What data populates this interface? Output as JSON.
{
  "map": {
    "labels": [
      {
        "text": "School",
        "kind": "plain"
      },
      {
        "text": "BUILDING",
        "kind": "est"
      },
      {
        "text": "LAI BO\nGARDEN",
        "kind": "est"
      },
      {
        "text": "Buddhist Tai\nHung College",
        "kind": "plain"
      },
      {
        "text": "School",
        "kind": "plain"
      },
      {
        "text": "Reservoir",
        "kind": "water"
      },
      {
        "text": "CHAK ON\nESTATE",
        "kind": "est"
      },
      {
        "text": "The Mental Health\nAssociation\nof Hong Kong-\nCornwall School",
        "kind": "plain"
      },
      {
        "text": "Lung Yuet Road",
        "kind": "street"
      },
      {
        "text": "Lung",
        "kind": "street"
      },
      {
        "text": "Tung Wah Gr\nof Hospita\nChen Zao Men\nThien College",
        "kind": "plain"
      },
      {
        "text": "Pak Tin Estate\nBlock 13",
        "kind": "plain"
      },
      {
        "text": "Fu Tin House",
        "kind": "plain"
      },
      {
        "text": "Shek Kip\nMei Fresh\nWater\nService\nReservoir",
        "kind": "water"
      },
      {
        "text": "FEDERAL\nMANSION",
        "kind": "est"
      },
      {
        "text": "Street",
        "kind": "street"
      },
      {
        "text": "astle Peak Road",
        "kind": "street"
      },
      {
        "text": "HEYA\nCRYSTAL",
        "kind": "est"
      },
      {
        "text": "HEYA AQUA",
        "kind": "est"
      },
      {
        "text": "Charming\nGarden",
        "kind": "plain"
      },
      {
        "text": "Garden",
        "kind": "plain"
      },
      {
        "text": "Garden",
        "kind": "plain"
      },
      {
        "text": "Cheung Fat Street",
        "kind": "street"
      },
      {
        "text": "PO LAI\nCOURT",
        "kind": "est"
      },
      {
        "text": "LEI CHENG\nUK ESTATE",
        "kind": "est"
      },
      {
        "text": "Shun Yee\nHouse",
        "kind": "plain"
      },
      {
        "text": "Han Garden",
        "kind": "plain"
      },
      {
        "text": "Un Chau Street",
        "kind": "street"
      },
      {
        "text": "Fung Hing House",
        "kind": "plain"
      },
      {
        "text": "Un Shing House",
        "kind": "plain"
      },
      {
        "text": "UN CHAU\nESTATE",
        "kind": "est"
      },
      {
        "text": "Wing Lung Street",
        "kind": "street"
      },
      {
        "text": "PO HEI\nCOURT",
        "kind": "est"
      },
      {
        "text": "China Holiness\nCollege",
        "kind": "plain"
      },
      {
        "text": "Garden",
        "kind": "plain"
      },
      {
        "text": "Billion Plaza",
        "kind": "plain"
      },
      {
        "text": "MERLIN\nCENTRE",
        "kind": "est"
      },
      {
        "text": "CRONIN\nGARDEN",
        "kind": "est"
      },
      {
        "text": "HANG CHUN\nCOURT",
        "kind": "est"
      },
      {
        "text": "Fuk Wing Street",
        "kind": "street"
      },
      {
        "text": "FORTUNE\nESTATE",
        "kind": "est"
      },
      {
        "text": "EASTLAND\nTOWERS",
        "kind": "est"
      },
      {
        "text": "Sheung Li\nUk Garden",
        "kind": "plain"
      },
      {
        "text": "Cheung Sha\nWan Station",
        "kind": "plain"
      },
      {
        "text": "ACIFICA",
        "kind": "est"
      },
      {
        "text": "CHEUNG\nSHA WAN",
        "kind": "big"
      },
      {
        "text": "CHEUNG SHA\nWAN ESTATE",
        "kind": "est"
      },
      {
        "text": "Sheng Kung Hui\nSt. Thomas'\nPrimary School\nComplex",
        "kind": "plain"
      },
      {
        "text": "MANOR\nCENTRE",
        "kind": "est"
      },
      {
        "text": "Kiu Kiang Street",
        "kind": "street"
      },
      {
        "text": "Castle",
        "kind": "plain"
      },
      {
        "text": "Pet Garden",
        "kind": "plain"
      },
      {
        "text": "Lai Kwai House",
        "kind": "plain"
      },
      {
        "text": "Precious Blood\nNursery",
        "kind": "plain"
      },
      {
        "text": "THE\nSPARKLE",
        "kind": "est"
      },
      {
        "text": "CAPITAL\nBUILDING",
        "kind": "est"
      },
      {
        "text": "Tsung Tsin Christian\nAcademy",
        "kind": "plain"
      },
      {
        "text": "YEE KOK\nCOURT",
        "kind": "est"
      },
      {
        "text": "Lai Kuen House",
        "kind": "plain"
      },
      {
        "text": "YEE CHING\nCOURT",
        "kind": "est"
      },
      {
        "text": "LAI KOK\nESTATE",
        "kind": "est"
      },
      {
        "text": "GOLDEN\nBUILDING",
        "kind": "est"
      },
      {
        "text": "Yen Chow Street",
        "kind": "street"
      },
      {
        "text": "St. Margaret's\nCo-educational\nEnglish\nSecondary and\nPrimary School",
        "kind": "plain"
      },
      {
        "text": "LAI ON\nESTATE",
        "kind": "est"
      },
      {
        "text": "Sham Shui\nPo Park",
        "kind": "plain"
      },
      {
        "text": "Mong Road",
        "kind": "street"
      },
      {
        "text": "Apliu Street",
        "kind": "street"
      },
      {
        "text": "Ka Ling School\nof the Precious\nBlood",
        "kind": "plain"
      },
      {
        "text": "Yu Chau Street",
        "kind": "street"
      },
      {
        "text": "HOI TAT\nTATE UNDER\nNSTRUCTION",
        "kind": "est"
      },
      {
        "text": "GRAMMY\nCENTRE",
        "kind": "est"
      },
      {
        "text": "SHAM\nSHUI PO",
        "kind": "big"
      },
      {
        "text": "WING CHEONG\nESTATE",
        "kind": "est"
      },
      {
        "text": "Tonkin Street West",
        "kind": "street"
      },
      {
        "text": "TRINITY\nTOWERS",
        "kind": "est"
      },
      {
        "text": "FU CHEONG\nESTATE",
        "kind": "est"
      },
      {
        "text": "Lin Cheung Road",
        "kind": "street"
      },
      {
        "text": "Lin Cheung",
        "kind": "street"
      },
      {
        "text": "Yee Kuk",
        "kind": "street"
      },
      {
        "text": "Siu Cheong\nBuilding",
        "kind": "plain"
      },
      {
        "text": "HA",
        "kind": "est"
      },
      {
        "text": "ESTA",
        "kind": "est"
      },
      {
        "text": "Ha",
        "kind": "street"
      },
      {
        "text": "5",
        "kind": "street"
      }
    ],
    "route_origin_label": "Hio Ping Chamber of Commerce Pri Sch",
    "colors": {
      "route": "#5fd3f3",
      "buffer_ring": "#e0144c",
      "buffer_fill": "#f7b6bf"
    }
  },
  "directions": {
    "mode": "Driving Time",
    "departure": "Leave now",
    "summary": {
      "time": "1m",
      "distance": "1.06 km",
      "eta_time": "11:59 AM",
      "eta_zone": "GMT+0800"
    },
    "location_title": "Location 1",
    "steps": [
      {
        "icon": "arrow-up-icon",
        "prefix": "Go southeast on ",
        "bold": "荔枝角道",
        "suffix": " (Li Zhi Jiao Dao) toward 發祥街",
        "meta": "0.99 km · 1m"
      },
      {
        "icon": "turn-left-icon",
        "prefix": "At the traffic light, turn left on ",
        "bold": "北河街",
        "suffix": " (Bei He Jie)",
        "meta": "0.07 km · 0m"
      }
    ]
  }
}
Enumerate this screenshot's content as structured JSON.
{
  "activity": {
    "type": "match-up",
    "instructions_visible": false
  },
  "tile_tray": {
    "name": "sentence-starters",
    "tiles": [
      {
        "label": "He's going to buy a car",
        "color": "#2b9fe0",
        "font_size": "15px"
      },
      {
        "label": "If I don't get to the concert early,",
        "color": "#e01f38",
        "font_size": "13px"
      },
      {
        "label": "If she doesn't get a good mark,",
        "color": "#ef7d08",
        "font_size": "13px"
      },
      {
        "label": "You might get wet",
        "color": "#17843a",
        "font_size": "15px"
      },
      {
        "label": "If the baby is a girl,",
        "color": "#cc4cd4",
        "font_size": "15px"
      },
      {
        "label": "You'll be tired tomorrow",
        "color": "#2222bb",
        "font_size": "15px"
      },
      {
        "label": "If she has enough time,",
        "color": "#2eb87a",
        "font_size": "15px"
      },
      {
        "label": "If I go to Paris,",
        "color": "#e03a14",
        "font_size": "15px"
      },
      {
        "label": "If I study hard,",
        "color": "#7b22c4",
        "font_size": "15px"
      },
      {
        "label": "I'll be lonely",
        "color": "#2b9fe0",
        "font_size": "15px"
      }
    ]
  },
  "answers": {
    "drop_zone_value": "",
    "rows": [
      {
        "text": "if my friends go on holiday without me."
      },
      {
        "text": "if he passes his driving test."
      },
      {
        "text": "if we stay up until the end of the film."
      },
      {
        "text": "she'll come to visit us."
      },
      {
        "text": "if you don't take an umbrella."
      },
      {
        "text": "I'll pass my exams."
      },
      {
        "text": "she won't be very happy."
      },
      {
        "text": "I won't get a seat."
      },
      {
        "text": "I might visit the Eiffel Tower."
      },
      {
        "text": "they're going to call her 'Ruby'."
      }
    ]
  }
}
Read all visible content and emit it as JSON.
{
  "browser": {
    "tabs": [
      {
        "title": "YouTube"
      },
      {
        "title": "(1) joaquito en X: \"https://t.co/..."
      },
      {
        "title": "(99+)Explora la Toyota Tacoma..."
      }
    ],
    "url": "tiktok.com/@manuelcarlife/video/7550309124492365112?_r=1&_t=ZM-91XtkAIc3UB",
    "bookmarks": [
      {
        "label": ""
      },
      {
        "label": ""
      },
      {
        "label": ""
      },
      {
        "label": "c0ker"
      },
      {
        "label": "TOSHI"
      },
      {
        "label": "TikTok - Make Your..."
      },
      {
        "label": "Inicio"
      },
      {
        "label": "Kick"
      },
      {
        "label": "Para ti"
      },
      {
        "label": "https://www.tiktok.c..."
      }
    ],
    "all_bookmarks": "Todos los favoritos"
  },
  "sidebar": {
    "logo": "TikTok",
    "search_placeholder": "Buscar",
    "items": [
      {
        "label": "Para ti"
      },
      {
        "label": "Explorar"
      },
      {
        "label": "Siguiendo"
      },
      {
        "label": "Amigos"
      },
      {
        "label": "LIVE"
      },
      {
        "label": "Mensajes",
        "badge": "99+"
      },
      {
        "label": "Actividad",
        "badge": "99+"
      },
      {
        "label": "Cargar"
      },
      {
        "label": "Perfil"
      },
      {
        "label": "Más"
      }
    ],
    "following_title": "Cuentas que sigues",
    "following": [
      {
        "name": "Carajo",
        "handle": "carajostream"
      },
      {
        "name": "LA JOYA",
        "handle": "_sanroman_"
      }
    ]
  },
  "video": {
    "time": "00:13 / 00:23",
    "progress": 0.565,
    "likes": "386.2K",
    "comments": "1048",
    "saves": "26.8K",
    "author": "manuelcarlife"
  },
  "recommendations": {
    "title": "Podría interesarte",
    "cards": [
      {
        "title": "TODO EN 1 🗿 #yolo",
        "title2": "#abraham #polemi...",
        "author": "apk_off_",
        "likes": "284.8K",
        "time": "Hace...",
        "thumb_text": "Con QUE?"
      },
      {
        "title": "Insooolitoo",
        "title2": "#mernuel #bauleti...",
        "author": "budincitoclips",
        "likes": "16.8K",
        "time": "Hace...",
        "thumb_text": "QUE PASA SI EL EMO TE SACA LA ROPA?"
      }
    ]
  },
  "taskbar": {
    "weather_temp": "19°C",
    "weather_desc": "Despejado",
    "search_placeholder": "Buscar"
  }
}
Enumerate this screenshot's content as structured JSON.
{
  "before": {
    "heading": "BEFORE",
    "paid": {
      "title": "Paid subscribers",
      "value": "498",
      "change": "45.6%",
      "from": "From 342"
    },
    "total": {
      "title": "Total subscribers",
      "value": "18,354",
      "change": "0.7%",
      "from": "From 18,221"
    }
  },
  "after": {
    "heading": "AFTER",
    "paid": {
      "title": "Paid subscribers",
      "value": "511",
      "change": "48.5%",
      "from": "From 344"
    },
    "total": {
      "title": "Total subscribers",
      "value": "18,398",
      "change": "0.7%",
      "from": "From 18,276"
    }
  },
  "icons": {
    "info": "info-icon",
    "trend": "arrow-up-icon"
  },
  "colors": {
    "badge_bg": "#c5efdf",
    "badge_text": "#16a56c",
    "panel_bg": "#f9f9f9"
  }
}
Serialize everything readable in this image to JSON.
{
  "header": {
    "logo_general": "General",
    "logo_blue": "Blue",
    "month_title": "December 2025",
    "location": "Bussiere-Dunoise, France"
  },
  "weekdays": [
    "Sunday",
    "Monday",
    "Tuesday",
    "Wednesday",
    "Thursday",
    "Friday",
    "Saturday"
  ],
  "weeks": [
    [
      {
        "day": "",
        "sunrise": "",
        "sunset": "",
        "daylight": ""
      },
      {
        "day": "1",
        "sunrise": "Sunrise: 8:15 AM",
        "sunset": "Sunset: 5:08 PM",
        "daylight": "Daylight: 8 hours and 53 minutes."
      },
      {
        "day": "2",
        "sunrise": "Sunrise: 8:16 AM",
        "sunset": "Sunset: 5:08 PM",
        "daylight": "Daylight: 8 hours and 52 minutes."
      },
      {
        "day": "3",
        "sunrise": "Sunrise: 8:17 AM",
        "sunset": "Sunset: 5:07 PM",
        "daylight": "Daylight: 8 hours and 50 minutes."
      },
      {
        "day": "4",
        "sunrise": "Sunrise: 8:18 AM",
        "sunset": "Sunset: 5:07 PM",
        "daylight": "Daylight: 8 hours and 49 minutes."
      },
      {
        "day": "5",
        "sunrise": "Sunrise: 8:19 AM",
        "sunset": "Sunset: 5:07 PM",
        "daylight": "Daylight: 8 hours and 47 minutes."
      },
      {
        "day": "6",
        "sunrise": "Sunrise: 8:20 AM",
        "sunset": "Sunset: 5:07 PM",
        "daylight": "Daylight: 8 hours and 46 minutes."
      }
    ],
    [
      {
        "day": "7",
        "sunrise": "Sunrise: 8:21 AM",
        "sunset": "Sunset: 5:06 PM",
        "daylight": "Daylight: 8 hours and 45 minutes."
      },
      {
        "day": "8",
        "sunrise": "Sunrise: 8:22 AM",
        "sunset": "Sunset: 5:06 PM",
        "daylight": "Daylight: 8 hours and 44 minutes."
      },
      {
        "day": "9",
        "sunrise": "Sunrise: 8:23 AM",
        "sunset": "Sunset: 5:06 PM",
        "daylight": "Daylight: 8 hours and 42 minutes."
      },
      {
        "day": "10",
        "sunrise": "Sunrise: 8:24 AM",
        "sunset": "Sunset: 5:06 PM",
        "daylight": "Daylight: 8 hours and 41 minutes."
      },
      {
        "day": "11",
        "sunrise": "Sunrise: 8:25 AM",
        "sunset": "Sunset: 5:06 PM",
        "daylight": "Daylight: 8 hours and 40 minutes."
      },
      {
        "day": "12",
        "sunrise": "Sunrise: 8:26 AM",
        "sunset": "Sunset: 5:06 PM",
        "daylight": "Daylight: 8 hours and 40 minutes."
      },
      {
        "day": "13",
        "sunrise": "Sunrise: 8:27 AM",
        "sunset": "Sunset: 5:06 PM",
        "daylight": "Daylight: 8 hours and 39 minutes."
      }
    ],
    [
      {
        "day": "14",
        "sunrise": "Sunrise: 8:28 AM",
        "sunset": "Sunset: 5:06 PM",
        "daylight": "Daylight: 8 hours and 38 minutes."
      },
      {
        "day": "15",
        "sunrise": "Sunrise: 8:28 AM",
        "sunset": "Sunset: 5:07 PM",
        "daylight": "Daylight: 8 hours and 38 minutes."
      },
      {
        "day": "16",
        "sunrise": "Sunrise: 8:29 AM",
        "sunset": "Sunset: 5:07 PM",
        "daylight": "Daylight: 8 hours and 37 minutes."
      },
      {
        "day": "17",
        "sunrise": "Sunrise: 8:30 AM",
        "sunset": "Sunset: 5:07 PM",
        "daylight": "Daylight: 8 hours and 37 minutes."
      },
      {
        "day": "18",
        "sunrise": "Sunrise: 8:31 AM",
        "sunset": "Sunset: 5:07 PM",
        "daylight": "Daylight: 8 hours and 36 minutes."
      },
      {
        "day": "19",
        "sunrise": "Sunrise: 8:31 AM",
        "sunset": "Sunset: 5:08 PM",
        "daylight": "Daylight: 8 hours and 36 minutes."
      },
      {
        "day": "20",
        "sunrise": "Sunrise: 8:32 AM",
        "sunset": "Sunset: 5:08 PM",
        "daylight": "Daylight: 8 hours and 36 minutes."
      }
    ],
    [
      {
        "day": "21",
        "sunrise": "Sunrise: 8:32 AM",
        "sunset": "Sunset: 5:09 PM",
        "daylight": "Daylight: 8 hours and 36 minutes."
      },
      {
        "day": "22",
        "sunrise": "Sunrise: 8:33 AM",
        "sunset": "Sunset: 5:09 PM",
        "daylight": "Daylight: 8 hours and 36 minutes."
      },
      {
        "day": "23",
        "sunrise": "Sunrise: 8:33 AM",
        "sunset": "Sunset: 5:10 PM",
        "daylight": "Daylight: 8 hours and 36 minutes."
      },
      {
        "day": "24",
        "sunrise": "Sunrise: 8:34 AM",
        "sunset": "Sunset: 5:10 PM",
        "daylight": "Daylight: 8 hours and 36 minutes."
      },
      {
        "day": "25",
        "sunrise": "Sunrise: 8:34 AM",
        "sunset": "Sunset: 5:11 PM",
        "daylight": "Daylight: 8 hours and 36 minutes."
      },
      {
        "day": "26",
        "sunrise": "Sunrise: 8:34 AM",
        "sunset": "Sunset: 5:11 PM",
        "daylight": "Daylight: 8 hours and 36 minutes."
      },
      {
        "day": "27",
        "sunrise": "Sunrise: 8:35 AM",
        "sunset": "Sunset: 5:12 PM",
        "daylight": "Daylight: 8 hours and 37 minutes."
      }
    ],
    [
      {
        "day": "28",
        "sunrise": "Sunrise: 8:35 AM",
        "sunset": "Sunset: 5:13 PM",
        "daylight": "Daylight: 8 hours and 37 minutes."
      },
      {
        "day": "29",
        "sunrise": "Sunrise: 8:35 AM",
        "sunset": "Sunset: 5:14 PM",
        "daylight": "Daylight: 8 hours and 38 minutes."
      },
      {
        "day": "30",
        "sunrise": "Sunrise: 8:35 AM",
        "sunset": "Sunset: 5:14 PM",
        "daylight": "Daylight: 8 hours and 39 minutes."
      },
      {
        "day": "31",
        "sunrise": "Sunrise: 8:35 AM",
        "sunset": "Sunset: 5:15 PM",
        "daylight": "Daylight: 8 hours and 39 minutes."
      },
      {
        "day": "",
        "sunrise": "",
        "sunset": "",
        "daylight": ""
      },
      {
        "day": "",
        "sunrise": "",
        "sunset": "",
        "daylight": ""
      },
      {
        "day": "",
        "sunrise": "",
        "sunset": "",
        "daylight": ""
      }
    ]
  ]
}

> [What you should do]: Track down every line with the word "change" and copy it.

> [Response to the task]:
      "change": "45.6%",
      "change": "0.7%",
      "change": "48.5%",
      "change": "0.7%",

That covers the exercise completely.